** start SOURCE RECORDS **

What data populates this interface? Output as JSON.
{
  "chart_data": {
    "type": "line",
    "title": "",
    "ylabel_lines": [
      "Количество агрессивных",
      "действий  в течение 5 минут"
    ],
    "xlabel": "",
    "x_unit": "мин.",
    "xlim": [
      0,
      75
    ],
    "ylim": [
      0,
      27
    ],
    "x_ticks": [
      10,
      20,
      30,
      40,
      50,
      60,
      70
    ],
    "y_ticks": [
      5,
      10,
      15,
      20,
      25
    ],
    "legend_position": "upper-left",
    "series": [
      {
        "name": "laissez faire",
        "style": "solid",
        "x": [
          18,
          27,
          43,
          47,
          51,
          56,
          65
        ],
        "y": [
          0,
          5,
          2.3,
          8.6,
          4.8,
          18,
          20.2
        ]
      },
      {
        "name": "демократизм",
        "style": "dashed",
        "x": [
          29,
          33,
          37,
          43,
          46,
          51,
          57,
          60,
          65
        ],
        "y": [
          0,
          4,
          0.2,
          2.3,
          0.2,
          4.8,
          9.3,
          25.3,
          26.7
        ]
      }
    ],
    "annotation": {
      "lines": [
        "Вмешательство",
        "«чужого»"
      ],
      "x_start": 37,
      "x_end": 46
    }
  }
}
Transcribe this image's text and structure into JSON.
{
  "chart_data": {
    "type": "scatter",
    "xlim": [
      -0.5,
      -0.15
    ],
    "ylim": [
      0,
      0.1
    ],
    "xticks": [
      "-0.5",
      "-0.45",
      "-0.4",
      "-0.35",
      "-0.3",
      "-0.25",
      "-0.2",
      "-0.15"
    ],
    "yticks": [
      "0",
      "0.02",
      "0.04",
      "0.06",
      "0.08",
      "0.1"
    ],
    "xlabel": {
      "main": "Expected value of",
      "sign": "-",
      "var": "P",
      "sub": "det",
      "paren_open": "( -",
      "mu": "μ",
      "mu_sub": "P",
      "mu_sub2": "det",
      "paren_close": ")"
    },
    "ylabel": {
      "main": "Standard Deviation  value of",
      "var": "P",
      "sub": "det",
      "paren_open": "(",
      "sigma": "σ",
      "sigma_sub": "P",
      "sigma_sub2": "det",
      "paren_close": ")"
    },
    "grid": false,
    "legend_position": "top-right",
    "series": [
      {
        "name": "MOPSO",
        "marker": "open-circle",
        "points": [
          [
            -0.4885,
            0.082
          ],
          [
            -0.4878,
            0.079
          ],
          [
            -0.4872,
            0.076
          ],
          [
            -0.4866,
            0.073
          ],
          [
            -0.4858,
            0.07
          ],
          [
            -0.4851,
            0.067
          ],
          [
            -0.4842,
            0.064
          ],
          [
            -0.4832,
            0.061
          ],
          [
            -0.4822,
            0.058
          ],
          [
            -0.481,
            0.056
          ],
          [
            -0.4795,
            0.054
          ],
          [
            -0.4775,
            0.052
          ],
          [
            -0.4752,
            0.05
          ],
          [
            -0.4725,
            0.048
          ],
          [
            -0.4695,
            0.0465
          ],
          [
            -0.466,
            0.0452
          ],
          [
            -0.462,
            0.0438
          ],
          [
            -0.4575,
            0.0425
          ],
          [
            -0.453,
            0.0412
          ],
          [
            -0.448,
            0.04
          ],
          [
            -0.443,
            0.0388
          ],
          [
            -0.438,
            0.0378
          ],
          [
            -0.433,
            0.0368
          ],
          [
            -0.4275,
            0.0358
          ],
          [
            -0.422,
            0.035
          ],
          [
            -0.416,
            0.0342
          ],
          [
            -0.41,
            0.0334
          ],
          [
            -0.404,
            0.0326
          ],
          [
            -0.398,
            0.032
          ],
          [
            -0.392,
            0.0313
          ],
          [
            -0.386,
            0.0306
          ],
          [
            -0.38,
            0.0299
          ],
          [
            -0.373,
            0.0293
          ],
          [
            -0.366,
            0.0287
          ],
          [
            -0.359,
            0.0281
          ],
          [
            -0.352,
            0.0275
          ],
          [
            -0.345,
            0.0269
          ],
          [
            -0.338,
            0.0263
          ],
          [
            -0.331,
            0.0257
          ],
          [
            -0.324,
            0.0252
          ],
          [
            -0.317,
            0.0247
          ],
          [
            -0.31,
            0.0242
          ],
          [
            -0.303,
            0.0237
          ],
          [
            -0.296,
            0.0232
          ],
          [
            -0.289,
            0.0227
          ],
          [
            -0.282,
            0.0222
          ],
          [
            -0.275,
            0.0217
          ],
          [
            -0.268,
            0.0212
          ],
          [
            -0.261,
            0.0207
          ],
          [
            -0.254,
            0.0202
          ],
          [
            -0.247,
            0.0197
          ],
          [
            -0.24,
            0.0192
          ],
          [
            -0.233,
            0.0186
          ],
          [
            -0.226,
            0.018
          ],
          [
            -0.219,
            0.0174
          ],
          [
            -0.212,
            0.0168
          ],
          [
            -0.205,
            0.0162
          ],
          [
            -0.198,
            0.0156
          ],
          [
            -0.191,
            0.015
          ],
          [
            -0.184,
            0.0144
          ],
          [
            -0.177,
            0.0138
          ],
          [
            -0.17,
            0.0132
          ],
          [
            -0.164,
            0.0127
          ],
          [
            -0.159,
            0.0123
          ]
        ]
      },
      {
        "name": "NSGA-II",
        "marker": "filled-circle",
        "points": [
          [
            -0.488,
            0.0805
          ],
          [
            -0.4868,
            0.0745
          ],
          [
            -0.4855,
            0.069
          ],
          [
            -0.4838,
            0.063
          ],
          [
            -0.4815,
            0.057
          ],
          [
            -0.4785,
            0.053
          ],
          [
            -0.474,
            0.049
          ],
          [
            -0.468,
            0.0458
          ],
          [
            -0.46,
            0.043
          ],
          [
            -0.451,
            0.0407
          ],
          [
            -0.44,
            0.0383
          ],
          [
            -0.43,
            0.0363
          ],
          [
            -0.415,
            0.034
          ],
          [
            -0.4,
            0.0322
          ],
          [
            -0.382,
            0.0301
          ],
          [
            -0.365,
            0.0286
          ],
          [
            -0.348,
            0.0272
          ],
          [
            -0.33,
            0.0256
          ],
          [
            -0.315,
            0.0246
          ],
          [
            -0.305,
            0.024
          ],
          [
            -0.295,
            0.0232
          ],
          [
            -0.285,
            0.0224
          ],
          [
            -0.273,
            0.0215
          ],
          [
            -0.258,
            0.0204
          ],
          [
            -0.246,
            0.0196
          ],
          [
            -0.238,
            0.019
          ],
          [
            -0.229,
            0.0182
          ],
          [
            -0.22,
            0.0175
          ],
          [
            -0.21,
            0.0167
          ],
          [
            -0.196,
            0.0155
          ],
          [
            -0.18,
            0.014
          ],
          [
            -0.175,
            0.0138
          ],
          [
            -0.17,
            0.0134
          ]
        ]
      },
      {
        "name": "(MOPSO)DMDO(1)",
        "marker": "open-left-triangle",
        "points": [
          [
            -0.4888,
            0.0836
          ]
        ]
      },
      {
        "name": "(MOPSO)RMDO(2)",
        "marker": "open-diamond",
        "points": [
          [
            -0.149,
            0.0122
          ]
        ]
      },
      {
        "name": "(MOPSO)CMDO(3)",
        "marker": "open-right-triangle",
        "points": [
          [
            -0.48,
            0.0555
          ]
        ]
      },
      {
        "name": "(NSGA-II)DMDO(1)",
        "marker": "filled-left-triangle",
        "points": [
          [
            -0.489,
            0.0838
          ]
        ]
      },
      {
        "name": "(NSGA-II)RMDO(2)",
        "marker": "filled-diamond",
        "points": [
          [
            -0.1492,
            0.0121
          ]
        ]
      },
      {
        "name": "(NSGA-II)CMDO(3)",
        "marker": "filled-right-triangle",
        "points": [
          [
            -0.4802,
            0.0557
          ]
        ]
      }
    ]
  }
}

** end SOURCE RECORDS **

● REQUEST: The listing above should be transcribed in full, exactly as written.

● EXPECTED ANSWER:
What data populates this interface? Output as JSON.
{
  "chart_data": {
    "type": "line",
    "title": "",
    "ylabel_lines": [
      "Количество агрессивных",
      "действий  в течение 5 минут"
    ],
    "xlabel": "",
    "x_unit": "мин.",
    "xlim": [
      0,
      75
    ],
    "ylim": [
      0,
      27
    ],
    "x_ticks": [
      10,
      20,
      30,
      40,
      50,
      60,
      70
    ],
    "y_ticks": [
      5,
      10,
      15,
      20,
      25
    ],
    "legend_position": "upper-left",
    "series": [
      {
        "name": "laissez faire",
        "style": "solid",
        "x": [
          18,
          27,
          43,
          47,
          51,
          56,
          65
        ],
        "y": [
          0,
          5,
          2.3,
          8.6,
          4.8,
          18,
          20.2
        ]
      },
      {
        "name": "демократизм",
        "style": "dashed",
        "x": [
          29,
          33,
          37,
          43,
          46,
          51,
          57,
          60,
          65
        ],
        "y": [
          0,
          4,
          0.2,
          2.3,
          0.2,
          4.8,
          9.3,
          25.3,
          26.7
        ]
      }
    ],
    "annotation": {
      "lines": [
        "Вмешательство",
        "«чужого»"
      ],
      "x_start": 37,
      "x_end": 46
    }
  }
}
Transcribe this image's text and structure into JSON.
{
  "chart_data": {
    "type": "scatter",
    "xlim": [
      -0.5,
      -0.15
    ],
    "ylim": [
      0,
      0.1
    ],
    "xticks": [
      "-0.5",
      "-0.45",
      "-0.4",
      "-0.35",
      "-0.3",
      "-0.25",
      "-0.2",
      "-0.15"
    ],
    "yticks": [
      "0",
      "0.02",
      "0.04",
      "0.06",
      "0.08",
      "0.1"
    ],
    "xlabel": {
      "main": "Expected value of",
      "sign": "-",
      "var": "P",
      "sub": "det",
      "paren_open": "( -",
      "mu": "μ",
      "mu_sub": "P",
      "mu_sub2": "det",
      "paren_close": ")"
    },
    "ylabel": {
      "main": "Standard Deviation  value of",
      "var": "P",
      "sub": "det",
      "paren_open": "(",
      "sigma": "σ",
      "sigma_sub": "P",
      "sigma_sub2": "det",
      "paren_close": ")"
    },
    "grid": false,
    "legend_position": "top-right",
    "series": [
      {
        "name": "MOPSO",
        "marker": "open-circle",
        "points": [
          [
            -0.4885,
            0.082
          ],
          [
            -0.4878,
            0.079
          ],
          [
            -0.4872,
            0.076
          ],
          [
            -0.4866,
            0.073
          ],
          [
            -0.4858,
            0.07
          ],
          [
            -0.4851,
            0.067
          ],
          [
            -0.4842,
            0.064
          ],
          [
            -0.4832,
            0.061
          ],
          [
            -0.4822,
            0.058
          ],
          [
            -0.481,
            0.056
          ],
          [
            -0.4795,
            0.054
          ],
          [
            -0.4775,
            0.052
          ],
          [
            -0.4752,
            0.05
          ],
          [
            -0.4725,
            0.048
          ],
          [
            -0.4695,
            0.0465
          ],
          [
            -0.466,
            0.0452
          ],
          [
            -0.462,
            0.0438
          ],
          [
            -0.4575,
            0.0425
          ],
          [
            -0.453,
            0.0412
          ],
          [
            -0.448,
            0.04
          ],
          [
            -0.443,
            0.0388
          ],
          [
            -0.438,
            0.0378
          ],
          [
            -0.433,
            0.0368
          ],
          [
            -0.4275,
            0.0358
          ],
          [
            -0.422,
            0.035
          ],
          [
            -0.416,
            0.0342
          ],
          [
            -0.41,
            0.0334
          ],
          [
            -0.404,
            0.0326
          ],
          [
            -0.398,
            0.032
          ],
          [
            -0.392,
            0.0313
          ],
          [
            -0.386,
            0.0306
          ],
          [
            -0.38,
            0.0299
          ],
          [
            -0.373,
            0.0293
          ],
          [
            -0.366,
            0.0287
          ],
          [
            -0.359,
            0.0281
          ],
          [
            -0.352,
            0.0275
          ],
          [
            -0.345,
            0.0269
          ],
          [
            -0.338,
            0.0263
          ],
          [
            -0.331,
            0.0257
          ],
          [
            -0.324,
            0.0252
          ],
          [
            -0.317,
            0.0247
          ],
          [
            -0.31,
            0.0242
          ],
          [
            -0.303,
            0.0237
          ],
          [
            -0.296,
            0.0232
          ],
          [
            -0.289,
            0.0227
          ],
          [
            -0.282,
            0.0222
          ],
          [
            -0.275,
            0.0217
          ],
          [
            -0.268,
            0.0212
          ],
          [
            -0.261,
            0.0207
          ],
          [
            -0.254,
            0.0202
          ],
          [
            -0.247,
            0.0197
          ],
          [
            -0.24,
            0.0192
          ],
          [
            -0.233,
            0.0186
          ],
          [
            -0.226,
            0.018
          ],
          [
            -0.219,
            0.0174
          ],
          [
            -0.212,
            0.0168
          ],
          [
            -0.205,
            0.0162
          ],
          [
            -0.198,
            0.0156
          ],
          [
            -0.191,
            0.015
          ],
          [
            -0.184,
            0.0144
          ],
          [
            -0.177,
            0.0138
          ],
          [
            -0.17,
            0.0132
          ],
          [
            -0.164,
            0.0127
          ],
          [
            -0.159,
            0.0123
          ]
        ]
      },
      {
        "name": "NSGA-II",
        "marker": "filled-circle",
        "points": [
          [
            -0.488,
            0.0805
          ],
          [
            -0.4868,
            0.0745
          ],
          [
            -0.4855,
            0.069
          ],
          [
            -0.4838,
            0.063
          ],
          [
            -0.4815,
            0.057
          ],
          [
            -0.4785,
            0.053
          ],
          [
            -0.474,
            0.049
          ],
          [
            -0.468,
            0.0458
          ],
          [
            -0.46,
            0.043
          ],
          [
            -0.451,
            0.0407
          ],
          [
            -0.44,
            0.0383
          ],
          [
            -0.43,
            0.0363
          ],
          [
            -0.415,
            0.034
          ],
          [
            -0.4,
            0.0322
          ],
          [
            -0.382,
            0.0301
          ],
          [
            -0.365,
            0.0286
          ],
          [
            -0.348,
            0.0272
          ],
          [
            -0.33,
            0.0256
          ],
          [
            -0.315,
            0.0246
          ],
          [
            -0.305,
            0.024
          ],
          [
            -0.295,
            0.0232
          ],
          [
            -0.285,
            0.0224
          ],
          [
            -0.273,
            0.0215
          ],
          [
            -0.258,
            0.0204
          ],
          [
            -0.246,
            0.0196
          ],
          [
            -0.238,
            0.019
          ],
          [
            -0.229,
            0.0182
          ],
          [
            -0.22,
            0.0175
          ],
          [
            -0.21,
            0.0167
          ],
          [
            -0.196,
            0.0155
          ],
          [
            -0.18,
            0.014
          ],
          [
            -0.175,
            0.0138
          ],
          [
            -0.17,
            0.0134
          ]
        ]
      },
      {
        "name": "(MOPSO)DMDO(1)",
        "marker": "open-left-triangle",
        "points": [
          [
            -0.4888,
            0.0836
          ]
        ]
      },
      {
        "name": "(MOPSO)RMDO(2)",
        "marker": "open-diamond",
        "points": [
          [
            -0.149,
            0.0122
          ]
        ]
      },
      {
        "name": "(MOPSO)CMDO(3)",
        "marker": "open-right-triangle",
        "points": [
          [
            -0.48,
            0.0555
          ]
        ]
      },
      {
        "name": "(NSGA-II)DMDO(1)",
        "marker": "filled-left-triangle",
        "points": [
          [
            -0.489,
            0.0838
          ]
        ]
      },
      {
        "name": "(NSGA-II)RMDO(2)",
        "marker": "filled-diamond",
        "points": [
          [
            -0.1492,
            0.0121
          ]
        ]
      },
      {
        "name": "(NSGA-II)CMDO(3)",
        "marker": "filled-right-triangle",
        "points": [
          [
            -0.4802,
            0.0557
          ]
        ]
      }
    ]
  }
}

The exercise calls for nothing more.